Requirements: Starting with the line that contains "Convert this chart to structured JSON data.", reproduce each line through the end of the listing below, with no other output.

Records:
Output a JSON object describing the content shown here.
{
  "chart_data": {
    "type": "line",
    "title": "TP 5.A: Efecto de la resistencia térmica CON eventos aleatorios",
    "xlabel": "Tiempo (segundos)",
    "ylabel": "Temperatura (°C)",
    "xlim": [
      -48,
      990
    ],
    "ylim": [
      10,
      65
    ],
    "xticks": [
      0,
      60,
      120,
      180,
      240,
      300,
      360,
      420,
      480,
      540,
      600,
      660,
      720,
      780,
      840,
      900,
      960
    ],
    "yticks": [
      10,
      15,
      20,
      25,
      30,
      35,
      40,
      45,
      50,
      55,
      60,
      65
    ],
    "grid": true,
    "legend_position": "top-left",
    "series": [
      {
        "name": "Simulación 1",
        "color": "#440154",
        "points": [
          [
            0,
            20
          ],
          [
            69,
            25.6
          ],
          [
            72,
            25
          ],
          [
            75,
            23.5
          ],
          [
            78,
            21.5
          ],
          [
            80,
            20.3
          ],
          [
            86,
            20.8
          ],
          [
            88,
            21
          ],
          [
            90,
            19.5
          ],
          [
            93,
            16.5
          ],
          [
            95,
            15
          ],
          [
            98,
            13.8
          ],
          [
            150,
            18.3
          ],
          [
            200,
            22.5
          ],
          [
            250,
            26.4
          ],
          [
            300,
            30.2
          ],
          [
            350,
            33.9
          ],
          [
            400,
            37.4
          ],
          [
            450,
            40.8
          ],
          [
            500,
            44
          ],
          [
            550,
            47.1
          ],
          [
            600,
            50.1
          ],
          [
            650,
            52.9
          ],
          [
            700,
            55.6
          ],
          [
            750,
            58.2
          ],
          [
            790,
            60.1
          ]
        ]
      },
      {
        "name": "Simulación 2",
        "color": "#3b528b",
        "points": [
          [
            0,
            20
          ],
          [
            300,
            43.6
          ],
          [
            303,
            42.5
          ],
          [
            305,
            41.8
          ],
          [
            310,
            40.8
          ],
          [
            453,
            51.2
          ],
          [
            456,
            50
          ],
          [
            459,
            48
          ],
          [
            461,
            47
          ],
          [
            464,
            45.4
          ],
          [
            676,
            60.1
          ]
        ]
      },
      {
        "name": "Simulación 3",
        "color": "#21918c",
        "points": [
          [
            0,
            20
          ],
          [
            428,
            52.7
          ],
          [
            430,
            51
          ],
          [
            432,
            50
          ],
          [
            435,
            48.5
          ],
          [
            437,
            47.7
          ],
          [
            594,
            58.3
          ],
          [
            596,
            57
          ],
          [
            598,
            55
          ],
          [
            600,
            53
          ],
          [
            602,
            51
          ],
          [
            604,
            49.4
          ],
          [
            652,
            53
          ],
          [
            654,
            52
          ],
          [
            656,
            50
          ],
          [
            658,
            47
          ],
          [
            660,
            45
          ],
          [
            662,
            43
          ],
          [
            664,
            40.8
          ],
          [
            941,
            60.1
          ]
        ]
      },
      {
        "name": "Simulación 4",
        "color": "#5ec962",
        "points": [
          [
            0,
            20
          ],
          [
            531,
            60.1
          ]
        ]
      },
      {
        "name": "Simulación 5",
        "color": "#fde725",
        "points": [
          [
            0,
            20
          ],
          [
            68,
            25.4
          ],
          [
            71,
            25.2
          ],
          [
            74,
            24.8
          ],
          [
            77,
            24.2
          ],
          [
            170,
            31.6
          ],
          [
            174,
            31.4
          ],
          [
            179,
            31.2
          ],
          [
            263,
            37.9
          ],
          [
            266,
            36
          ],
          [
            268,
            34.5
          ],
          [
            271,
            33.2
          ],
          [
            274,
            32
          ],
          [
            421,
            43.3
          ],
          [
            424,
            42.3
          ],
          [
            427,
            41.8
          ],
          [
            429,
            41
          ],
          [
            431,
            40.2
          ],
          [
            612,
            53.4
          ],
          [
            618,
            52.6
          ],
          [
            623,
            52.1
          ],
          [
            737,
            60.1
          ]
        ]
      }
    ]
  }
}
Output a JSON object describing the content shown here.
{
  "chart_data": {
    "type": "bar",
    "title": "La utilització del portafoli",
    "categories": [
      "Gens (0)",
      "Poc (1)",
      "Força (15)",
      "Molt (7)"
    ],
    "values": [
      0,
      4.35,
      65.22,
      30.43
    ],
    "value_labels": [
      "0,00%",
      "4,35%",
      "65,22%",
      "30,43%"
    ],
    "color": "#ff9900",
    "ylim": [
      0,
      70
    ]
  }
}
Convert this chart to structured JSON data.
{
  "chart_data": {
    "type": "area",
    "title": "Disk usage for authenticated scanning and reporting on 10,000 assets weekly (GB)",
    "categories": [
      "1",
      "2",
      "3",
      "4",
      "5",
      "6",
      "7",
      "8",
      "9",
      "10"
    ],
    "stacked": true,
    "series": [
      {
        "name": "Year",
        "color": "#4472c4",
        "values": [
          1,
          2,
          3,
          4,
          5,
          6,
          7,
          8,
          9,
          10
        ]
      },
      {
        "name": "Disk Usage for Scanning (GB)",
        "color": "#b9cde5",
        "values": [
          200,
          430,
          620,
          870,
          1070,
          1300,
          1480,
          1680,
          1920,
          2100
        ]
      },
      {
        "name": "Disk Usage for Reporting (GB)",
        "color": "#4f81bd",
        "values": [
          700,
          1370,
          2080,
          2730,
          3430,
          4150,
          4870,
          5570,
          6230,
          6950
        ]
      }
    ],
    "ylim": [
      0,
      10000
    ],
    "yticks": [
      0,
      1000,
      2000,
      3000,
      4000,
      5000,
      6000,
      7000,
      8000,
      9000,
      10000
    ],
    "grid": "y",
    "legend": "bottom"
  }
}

Solution for this task:
Convert this chart to structured JSON data.
{
  "chart_data": {
    "type": "area",
    "title": "Disk usage for authenticated scanning and reporting on 10,000 assets weekly (GB)",
    "categories": [
      "1",
      "2",
      "3",
      "4",
      "5",
      "6",
      "7",
      "8",
      "9",
      "10"
    ],
    "stacked": true,
    "series": [
      {
        "name": "Year",
        "color": "#4472c4",
        "values": [
          1,
          2,
          3,
          4,
          5,
          6,
          7,
          8,
          9,
          10
        ]
      },
      {
        "name": "Disk Usage for Scanning (GB)",
        "color": "#b9cde5",
        "values": [
          200,
          430,
          620,
          870,
          1070,
          1300,
          1480,
          1680,
          1920,
          2100
        ]
      },
      {
        "name": "Disk Usage for Reporting (GB)",
        "color": "#4f81bd",
        "values": [
          700,
          1370,
          2080,
          2730,
          3430,
          4150,
          4870,
          5570,
          6230,
          6950
        ]
      }
    ],
    "ylim": [
      0,
      10000
    ],
    "yticks": [
      0,
      1000,
      2000,
      3000,
      4000,
      5000,
      6000,
      7000,
      8000,
      9000,
      10000
    ],
    "grid": "y",
    "legend": "bottom"
  }
}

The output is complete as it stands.